Start THE RECORDS

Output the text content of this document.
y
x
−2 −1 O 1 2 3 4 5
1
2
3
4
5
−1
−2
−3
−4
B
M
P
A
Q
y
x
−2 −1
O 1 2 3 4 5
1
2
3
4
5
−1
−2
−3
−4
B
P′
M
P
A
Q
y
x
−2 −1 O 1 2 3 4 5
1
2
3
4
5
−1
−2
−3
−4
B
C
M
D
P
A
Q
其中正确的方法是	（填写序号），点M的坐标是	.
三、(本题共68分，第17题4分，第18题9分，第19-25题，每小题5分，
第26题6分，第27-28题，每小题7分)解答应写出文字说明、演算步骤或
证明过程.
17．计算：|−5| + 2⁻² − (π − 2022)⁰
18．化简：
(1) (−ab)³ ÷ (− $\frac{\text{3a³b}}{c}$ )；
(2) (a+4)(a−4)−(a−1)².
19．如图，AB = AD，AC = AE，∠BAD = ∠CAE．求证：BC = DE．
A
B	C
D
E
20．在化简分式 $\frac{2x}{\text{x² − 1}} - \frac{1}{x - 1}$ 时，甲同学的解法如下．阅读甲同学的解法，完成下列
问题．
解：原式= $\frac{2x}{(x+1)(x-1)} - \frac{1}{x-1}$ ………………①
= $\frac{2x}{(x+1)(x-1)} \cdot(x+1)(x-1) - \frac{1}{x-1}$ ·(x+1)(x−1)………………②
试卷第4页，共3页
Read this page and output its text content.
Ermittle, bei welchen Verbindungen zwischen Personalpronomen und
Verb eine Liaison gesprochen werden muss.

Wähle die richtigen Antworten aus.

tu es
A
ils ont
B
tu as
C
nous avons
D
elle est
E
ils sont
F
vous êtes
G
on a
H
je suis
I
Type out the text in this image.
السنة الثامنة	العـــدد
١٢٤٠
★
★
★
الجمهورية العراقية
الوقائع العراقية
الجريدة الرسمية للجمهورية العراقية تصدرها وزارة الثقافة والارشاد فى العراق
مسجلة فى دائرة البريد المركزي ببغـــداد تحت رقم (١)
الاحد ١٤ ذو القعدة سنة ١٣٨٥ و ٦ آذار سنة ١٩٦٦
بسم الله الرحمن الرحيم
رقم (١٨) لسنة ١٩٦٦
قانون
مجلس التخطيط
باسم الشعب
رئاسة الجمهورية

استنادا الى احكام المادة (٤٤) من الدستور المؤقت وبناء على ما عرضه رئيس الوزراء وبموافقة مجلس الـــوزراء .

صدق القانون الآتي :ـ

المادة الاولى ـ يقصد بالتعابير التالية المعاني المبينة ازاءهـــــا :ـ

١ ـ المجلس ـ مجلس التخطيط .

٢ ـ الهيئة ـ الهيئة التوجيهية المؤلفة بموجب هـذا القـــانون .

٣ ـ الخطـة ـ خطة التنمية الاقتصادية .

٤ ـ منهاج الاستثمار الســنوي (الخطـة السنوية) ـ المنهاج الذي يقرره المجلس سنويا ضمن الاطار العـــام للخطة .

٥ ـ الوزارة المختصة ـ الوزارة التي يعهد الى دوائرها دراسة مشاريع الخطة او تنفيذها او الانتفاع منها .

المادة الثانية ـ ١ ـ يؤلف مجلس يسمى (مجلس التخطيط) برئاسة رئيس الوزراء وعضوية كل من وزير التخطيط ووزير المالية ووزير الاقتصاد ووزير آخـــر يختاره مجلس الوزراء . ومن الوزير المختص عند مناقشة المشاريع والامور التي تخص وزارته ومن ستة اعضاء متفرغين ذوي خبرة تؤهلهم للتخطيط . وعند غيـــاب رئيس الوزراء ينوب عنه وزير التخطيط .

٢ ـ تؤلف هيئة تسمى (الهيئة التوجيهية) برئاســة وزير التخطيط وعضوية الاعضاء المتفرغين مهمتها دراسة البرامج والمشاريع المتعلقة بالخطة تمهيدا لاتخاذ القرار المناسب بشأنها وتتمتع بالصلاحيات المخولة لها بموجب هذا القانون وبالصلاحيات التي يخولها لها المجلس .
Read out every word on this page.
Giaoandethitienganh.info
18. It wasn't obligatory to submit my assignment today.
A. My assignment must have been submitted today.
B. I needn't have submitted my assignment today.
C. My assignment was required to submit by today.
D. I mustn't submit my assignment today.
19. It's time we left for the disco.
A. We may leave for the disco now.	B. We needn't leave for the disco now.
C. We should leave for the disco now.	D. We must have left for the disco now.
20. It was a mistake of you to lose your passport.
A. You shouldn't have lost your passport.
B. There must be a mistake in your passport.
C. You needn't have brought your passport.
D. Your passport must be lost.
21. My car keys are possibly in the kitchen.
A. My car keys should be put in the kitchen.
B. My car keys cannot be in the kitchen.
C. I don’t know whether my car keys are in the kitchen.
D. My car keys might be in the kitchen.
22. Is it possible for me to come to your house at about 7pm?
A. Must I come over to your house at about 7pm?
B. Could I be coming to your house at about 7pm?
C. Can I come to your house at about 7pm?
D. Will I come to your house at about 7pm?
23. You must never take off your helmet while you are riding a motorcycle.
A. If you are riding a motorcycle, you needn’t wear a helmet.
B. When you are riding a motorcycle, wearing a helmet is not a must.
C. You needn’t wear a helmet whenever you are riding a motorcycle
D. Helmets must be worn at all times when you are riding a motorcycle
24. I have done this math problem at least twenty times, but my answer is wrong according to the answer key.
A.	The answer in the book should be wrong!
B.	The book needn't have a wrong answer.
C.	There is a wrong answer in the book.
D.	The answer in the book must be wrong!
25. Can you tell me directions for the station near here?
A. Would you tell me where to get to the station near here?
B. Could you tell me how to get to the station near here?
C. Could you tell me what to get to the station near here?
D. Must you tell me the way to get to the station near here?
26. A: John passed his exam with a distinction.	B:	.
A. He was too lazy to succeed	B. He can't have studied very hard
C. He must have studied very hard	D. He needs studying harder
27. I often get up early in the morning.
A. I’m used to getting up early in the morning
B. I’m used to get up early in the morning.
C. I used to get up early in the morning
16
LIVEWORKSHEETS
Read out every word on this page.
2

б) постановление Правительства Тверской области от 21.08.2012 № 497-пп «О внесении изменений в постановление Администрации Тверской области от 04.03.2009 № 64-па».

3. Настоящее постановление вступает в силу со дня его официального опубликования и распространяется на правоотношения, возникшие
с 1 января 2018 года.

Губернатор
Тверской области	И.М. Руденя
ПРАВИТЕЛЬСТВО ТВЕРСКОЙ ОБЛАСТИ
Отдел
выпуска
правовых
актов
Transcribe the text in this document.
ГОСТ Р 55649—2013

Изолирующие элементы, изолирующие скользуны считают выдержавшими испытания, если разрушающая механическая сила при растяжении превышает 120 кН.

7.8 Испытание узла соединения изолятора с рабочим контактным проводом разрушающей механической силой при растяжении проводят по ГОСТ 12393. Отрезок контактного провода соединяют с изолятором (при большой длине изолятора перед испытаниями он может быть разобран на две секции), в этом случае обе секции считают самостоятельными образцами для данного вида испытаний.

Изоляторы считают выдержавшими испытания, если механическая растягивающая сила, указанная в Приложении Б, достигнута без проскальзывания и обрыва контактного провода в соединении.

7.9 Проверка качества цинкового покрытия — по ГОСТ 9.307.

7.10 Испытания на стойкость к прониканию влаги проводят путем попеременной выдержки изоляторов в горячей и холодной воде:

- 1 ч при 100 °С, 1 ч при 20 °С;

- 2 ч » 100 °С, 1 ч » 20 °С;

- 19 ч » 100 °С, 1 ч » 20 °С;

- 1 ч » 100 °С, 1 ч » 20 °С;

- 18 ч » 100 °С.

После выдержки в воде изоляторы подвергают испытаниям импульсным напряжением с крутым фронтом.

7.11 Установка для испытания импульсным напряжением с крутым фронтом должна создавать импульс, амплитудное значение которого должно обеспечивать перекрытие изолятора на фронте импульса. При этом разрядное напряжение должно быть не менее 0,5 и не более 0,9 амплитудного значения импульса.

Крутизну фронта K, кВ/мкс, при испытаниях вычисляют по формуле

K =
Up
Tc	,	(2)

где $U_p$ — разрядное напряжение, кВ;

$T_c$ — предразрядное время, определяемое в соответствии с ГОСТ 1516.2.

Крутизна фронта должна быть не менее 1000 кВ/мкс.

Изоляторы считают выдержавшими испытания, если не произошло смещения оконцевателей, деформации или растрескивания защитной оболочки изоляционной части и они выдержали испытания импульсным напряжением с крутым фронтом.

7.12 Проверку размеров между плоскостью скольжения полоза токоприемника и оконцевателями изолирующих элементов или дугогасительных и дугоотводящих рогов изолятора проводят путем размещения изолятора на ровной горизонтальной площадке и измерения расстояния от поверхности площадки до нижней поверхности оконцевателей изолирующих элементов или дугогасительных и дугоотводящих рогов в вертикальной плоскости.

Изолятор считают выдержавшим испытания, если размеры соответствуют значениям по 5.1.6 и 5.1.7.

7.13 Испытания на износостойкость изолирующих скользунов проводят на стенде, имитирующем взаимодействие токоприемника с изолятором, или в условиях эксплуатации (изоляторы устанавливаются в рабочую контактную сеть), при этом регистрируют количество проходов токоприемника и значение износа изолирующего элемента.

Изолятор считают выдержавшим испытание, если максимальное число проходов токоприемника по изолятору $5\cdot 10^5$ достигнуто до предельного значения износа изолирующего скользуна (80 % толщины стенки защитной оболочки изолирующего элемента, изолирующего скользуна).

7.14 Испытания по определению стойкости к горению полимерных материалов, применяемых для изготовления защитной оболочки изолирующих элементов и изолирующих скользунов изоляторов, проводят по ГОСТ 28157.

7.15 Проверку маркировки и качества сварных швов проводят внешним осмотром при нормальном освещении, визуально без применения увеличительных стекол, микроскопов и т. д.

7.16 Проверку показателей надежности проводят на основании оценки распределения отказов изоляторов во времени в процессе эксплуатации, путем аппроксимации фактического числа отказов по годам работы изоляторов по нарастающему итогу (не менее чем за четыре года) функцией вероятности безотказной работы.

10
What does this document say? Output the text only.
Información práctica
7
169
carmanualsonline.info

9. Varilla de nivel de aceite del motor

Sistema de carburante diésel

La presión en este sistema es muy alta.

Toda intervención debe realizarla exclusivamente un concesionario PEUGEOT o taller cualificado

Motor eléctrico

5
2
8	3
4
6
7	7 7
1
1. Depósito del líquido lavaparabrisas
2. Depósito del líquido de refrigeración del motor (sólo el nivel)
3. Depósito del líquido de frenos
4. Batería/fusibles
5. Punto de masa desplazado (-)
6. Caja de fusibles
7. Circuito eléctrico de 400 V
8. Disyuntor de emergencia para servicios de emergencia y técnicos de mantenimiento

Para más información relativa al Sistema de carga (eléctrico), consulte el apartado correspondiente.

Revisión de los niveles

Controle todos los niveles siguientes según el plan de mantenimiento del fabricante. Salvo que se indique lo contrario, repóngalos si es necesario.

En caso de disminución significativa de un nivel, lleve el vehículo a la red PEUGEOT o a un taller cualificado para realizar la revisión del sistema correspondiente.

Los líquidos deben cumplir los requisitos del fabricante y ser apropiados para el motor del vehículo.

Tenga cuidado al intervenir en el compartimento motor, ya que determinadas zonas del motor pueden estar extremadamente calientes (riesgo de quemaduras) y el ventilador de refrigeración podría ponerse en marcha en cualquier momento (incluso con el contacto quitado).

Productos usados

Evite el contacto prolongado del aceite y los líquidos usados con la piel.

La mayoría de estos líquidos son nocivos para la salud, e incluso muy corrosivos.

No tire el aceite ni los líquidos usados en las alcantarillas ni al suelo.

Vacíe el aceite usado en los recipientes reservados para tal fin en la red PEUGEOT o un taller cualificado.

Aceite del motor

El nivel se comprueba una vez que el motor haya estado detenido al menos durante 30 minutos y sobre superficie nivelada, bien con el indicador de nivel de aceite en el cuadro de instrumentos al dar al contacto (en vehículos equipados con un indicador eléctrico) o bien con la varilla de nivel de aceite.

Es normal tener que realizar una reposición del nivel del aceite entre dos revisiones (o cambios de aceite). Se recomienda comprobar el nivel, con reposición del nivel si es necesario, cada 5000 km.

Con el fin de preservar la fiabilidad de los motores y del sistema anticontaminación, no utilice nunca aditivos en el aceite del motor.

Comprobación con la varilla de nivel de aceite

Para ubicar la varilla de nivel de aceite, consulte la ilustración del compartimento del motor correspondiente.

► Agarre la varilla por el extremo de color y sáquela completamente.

End THE RECORDS

- **TO BE DONE**: Search the preceding listing for the word "качества" and pull out every line that holds it.

- **RESPONSE TO THE TASK**:
7.9 Проверка качества цинкового покрытия — по ГОСТ 9.307.
7.15 Проверку маркировки и качества сварных швов проводят внешним осмотром при нормальном освещении, визуально без применения увеличительных стекол, микроскопов и т. д.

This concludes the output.